-- START OF DATA LINES --

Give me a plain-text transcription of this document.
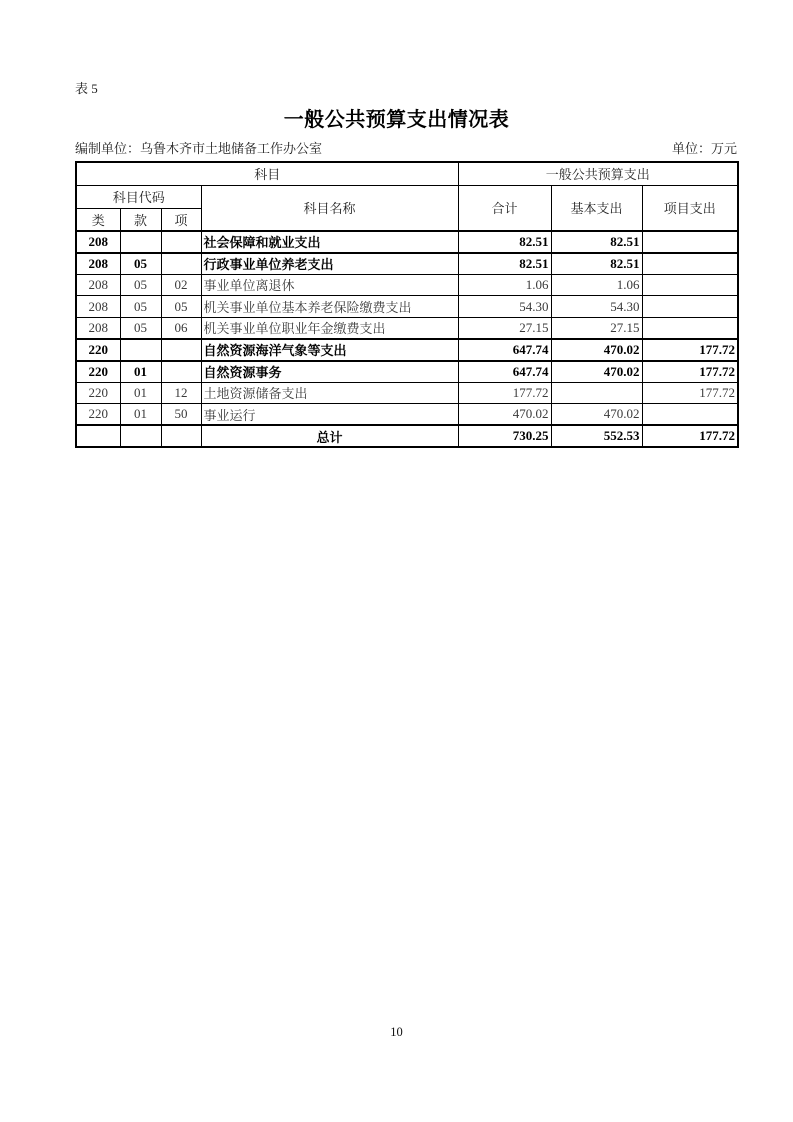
表 5
一般公共预算支出情况表
编制单位：乌鲁木齐市土地储备工作办公室	单位：万元
科目				一般公共预算支出		
科目代码			科目名称	合计	基本支出	项目支出
类	款	项				
208			社会保障和就业支出	82.51	82.51	
208	05		行政事业单位养老支出	82.51	82.51	
208	05	02	事业单位离退休	1.06	1.06	
208	05	05	机关事业单位基本养老保险缴费支出	54.30	54.30	
208	05	06	机关事业单位职业年金缴费支出	27.15	27.15	
220			自然资源海洋气象等支出	647.74	470.02	177.72
220	01		自然资源事务	647.74	470.02	177.72
220	01	12	土地资源储备支出	177.72		177.72
220	01	50	事业运行	470.02	470.02	
			总计	730.25	552.53	177.72
10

-- END OF DATA LINES --

• [REQUEST]:
Pictures are not part of the copy; reproduce everything else in the records exactly.

• [ANSWER]:
Give me a plain-text transcription of this document.
表 5
一般公共预算支出情况表
编制单位：乌鲁木齐市土地储备工作办公室	单位：万元
科目				一般公共预算支出		
科目代码			科目名称	合计	基本支出	项目支出
类	款	项				
208			社会保障和就业支出	82.51	82.51	
208	05		行政事业单位养老支出	82.51	82.51	
208	05	02	事业单位离退休	1.06	1.06	
208	05	05	机关事业单位基本养老保险缴费支出	54.30	54.30	
208	05	06	机关事业单位职业年金缴费支出	27.15	27.15	
220			自然资源海洋气象等支出	647.74	470.02	177.72
220	01		自然资源事务	647.74	470.02	177.72
220	01	12	土地资源储备支出	177.72		177.72
220	01	50	事业运行	470.02	470.02	
			总计	730.25	552.53	177.72
10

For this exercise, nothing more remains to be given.